Предоставленный текст:
§ §

Стратегическое мышление в китайской традиции

Номер 4. Свобода выбора

Опыт китайской цивилизации и богатая традиция стратегического искусства, тесно связанная с китайскими гадательными практиками, которые основаны на «Книге перемен», заслуживает пристального внимания. В этом и ближайших номерах журнала авторы разъяснят суть нескольких классических стратагем из «Книги перемен», проиллюстрировав их примерами из недавней истории.

Бронислав Виногродский, Сергей Мстиславский
Стратегическое мышление в китайской традиции
"Экономические стратегии", 2003, №4, стр. 84-89.

§ §

Сохранённые данные:
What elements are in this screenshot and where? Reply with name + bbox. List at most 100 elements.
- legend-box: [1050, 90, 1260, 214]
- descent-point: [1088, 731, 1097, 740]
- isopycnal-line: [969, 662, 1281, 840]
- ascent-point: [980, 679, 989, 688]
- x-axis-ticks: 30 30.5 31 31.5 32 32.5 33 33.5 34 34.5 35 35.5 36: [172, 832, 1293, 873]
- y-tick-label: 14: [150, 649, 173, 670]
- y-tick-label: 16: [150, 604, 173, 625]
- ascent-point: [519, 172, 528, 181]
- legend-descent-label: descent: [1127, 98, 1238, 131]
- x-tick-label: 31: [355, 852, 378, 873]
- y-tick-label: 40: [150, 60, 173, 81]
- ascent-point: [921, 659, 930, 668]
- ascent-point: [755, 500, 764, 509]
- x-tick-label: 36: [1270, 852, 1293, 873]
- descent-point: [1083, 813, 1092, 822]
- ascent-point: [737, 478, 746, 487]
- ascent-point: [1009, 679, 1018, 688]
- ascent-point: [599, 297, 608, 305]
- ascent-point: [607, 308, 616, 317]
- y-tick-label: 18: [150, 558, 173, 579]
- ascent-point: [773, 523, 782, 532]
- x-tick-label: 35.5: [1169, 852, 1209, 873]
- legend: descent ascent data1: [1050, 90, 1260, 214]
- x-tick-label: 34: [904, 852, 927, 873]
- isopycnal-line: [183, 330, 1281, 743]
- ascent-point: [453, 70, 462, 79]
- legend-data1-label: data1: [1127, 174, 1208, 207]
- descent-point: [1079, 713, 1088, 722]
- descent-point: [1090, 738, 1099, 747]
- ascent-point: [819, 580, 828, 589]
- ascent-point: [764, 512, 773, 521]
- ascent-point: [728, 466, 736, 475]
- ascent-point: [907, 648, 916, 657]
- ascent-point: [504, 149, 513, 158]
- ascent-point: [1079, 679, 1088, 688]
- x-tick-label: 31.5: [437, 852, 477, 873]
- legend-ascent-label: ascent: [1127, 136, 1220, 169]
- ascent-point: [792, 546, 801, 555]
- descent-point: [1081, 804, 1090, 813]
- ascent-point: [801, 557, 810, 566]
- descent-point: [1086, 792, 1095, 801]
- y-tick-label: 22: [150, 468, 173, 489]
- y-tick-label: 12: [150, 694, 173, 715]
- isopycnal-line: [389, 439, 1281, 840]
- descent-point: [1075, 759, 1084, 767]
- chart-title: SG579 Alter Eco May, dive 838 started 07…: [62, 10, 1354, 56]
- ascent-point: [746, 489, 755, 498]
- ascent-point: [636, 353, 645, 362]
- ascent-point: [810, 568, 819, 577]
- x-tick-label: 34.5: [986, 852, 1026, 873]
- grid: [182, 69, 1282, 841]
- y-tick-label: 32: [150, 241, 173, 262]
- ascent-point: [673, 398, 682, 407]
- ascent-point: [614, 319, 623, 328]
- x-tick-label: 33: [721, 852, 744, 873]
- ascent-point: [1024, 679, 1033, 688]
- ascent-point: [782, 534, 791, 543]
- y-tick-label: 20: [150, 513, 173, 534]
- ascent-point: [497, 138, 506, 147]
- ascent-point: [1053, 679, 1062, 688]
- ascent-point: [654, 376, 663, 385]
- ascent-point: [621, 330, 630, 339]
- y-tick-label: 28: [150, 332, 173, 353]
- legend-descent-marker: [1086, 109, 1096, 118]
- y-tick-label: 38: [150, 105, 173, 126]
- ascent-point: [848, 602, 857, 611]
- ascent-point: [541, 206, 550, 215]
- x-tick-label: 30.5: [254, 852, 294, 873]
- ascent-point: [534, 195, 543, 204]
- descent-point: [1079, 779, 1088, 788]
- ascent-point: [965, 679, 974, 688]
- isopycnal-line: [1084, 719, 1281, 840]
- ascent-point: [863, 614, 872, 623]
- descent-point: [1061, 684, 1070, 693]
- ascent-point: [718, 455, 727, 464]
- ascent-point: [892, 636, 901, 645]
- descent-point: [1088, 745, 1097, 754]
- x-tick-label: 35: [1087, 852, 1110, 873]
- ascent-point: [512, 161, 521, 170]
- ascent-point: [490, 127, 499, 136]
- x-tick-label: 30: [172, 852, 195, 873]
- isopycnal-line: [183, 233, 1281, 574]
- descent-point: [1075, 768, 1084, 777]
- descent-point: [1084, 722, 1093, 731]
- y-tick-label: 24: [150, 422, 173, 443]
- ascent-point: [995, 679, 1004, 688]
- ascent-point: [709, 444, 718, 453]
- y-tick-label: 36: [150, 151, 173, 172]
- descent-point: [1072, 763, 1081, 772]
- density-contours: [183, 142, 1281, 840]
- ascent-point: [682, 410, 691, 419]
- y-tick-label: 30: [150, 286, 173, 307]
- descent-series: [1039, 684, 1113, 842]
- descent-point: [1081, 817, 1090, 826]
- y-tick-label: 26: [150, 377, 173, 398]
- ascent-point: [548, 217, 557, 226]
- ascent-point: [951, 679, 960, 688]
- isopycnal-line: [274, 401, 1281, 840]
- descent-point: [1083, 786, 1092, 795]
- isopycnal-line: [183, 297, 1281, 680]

§ §

Инструкции к заданиям:
1. На чём, согласно тексту о стратегическом мышлении в китайской традиции, основаны китайские гадательные практики?
2. Воспроизведите фрагмент текста о стратегическом мышлении в китайской традиции, начиная с «Номер 4. Свобода» и заканчивая «2003, №4, стр. 84-89.» включительно, подставив «приёмов» вместо «стратагем».
3. Поясните, каким образом, согласно тексту о стратегическом мышлении в китайской традиции, традиция стратегического искусства связана с «Книгой перемен».

Ответы на задания:
1. На «Книге перемен».

2.
Номер 4. Свобода выбора

Опыт китайской цивилизации и богатая традиция стратегического искусства, тесно связанная с китайскими гадательными практиками, которые основаны на «Книге перемен», заслуживает пристального внимания. В этом и ближайших номерах журнала авторы разъяснят суть нескольких классических приёмов из «Книги перемен», проиллюстрировав их примерами из недавней истории.

Бронислав Виногродский, Сергей Мстиславский
Стратегическое мышление в китайской традиции
"Экономические стратегии", 2003, №4, стр. 84-89.

3. Традиция стратегического искусства тесно связана с китайскими гадательными практиками. Эти практики, в свою очередь, основаны на «Книге перемен».